PROVIDED ENTRIES:
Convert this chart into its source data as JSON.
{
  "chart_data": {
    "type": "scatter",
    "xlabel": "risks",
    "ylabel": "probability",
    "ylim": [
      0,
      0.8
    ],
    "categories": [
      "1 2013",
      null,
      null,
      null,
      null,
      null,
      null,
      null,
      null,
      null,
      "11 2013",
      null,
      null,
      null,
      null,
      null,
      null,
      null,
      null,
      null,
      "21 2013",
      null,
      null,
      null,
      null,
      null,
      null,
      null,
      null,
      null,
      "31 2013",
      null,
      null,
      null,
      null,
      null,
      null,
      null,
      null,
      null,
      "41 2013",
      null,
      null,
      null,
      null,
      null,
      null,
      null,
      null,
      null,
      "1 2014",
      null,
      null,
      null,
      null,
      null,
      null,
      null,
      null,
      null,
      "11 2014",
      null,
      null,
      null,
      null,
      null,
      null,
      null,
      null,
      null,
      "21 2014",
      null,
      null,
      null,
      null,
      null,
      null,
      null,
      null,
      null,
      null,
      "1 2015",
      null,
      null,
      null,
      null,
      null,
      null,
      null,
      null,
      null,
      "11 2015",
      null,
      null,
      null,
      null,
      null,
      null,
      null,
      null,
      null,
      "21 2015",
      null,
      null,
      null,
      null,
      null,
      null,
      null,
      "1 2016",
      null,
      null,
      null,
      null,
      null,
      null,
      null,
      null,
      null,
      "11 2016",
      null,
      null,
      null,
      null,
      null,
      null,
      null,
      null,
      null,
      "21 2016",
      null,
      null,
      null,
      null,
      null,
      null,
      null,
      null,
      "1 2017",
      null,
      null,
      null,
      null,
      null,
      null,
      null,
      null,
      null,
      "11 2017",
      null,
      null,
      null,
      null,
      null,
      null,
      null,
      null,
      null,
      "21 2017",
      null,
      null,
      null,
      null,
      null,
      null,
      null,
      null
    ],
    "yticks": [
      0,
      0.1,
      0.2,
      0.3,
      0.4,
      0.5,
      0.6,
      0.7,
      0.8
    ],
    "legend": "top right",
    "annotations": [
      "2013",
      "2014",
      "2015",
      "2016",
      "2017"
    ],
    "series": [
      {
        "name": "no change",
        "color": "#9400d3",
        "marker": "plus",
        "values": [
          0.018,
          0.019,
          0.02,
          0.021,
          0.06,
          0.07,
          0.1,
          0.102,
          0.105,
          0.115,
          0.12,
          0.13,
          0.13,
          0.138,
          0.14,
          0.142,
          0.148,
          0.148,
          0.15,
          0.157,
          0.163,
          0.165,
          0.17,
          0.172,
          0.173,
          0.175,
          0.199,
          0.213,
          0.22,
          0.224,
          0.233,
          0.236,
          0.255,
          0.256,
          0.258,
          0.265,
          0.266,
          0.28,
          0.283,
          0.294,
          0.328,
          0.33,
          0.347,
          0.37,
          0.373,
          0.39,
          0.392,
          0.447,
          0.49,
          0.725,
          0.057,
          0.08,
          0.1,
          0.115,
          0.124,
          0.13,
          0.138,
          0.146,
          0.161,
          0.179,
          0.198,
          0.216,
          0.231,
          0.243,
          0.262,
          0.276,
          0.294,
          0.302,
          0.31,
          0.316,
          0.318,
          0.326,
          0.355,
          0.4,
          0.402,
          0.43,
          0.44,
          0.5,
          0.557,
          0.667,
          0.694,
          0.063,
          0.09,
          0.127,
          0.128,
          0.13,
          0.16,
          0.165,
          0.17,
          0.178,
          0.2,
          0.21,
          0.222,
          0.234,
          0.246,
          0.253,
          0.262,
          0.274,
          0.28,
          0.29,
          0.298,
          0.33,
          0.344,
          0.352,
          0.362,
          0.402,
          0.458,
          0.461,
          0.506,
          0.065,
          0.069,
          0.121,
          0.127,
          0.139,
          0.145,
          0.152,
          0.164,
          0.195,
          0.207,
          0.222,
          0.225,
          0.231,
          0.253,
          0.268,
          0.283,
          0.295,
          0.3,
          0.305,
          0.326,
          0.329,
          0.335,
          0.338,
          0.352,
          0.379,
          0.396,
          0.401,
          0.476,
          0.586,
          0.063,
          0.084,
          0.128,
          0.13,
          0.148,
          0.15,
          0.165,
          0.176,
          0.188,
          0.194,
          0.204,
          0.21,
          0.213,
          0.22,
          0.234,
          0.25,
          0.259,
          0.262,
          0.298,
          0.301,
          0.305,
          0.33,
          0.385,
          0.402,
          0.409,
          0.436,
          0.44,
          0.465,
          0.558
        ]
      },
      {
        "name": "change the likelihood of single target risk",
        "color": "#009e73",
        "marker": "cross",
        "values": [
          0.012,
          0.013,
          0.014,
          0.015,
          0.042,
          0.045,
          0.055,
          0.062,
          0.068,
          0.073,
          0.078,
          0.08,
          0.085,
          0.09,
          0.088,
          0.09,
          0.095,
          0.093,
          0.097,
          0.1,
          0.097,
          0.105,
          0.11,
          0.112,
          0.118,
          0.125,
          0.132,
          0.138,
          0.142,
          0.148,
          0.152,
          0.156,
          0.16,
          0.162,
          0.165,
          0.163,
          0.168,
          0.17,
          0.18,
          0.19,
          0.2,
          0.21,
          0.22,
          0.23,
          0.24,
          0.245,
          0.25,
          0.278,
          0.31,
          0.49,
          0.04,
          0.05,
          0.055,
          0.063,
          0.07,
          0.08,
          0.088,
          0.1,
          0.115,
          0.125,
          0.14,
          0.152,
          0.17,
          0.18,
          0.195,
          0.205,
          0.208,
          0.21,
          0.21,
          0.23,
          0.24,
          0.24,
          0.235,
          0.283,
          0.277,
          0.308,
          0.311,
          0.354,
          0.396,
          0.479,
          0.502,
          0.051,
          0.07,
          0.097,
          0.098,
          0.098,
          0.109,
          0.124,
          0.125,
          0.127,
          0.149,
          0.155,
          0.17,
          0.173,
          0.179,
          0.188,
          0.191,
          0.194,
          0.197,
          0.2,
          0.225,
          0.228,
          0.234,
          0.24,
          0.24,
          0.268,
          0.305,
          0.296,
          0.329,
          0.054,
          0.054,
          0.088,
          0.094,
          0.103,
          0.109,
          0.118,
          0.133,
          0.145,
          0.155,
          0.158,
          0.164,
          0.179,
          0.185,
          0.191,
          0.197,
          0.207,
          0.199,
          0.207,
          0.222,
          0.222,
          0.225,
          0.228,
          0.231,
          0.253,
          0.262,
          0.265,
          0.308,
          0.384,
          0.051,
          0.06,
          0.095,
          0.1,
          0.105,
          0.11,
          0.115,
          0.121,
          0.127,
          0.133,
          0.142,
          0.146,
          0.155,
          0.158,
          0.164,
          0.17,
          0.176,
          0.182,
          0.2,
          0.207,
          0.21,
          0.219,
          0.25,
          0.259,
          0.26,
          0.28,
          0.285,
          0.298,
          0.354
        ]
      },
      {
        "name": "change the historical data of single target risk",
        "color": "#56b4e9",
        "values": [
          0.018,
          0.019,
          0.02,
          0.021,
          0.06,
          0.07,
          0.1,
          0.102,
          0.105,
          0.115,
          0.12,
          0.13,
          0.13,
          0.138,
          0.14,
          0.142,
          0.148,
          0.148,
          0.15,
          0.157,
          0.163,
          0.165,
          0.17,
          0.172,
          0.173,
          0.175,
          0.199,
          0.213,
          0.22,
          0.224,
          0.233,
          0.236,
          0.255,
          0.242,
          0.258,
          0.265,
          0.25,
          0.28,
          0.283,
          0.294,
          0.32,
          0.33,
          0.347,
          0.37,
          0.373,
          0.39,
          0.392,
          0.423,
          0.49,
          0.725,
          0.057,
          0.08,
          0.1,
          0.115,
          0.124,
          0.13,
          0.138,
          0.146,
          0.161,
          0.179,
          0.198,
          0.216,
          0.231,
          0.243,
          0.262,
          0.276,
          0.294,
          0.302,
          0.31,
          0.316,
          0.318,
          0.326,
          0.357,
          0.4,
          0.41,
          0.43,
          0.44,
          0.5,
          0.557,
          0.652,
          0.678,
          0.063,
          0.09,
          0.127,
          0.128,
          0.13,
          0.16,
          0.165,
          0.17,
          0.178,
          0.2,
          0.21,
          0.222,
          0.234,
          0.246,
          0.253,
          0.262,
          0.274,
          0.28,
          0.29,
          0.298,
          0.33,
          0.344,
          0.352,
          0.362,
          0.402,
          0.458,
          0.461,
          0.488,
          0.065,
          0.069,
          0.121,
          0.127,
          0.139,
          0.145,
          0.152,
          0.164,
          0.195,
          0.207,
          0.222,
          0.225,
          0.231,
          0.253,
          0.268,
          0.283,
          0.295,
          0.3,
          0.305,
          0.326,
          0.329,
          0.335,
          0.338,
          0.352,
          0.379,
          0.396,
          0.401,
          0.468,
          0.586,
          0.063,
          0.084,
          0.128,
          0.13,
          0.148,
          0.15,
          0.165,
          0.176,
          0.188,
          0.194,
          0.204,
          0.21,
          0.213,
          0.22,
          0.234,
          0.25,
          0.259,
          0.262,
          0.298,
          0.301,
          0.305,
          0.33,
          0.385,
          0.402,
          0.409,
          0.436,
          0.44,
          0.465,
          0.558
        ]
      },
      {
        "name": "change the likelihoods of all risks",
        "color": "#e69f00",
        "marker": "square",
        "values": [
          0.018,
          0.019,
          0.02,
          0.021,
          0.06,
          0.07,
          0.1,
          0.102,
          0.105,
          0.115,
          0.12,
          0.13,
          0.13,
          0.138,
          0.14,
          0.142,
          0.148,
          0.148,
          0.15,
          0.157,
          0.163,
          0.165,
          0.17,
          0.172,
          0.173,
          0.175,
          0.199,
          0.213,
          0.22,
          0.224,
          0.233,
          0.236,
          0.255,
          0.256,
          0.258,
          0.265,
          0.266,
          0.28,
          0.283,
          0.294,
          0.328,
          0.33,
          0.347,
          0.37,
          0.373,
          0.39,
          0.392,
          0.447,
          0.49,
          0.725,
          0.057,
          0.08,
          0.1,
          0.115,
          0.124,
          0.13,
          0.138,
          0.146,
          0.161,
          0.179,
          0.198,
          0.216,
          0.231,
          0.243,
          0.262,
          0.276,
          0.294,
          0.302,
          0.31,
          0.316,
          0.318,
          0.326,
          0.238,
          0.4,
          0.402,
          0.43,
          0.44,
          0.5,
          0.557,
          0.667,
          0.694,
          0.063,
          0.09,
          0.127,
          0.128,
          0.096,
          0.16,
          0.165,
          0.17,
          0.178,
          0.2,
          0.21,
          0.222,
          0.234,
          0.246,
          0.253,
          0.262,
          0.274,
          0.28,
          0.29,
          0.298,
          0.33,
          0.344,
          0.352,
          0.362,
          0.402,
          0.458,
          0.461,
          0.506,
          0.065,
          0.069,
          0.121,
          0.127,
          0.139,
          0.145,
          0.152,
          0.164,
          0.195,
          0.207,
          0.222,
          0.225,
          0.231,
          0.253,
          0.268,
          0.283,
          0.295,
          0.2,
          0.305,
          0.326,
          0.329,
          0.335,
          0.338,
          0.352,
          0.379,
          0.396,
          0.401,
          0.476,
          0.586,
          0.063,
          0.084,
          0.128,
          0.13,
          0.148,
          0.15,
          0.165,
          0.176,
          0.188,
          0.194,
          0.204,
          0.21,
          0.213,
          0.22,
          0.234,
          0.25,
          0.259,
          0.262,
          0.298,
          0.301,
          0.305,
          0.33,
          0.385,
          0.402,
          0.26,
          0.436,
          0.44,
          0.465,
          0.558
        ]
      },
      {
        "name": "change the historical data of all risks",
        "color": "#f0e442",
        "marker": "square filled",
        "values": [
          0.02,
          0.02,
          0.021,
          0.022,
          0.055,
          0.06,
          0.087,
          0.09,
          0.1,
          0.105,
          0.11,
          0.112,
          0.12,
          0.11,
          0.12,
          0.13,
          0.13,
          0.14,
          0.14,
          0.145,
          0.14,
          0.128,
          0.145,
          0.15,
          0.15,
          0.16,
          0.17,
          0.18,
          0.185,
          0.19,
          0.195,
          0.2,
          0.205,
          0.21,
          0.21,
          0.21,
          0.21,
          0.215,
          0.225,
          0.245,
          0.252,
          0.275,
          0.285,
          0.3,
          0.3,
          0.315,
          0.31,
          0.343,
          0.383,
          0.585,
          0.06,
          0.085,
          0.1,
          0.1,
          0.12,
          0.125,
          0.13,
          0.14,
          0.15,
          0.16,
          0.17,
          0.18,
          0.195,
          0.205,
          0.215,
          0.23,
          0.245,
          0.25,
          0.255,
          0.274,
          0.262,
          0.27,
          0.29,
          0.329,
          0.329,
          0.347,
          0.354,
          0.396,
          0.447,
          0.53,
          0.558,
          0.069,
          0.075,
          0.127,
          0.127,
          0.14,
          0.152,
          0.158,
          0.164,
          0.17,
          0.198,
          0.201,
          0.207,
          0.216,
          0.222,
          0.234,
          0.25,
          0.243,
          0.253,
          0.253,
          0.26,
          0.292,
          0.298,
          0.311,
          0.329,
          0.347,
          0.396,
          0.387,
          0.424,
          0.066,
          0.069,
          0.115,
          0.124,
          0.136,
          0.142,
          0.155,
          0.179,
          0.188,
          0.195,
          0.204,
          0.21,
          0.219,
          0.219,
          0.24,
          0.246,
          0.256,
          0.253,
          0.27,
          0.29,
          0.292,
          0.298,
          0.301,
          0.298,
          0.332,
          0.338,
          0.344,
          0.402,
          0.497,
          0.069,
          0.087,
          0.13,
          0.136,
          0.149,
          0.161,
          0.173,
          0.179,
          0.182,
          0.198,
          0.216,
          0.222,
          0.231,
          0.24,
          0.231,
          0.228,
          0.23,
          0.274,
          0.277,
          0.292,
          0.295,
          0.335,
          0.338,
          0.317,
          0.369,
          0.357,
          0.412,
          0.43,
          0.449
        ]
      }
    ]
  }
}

WHAT IS NEEDED: Exactly how many lines of the listing above contain the string "square"? Give no more than the number.

WORKED ANSWER: 2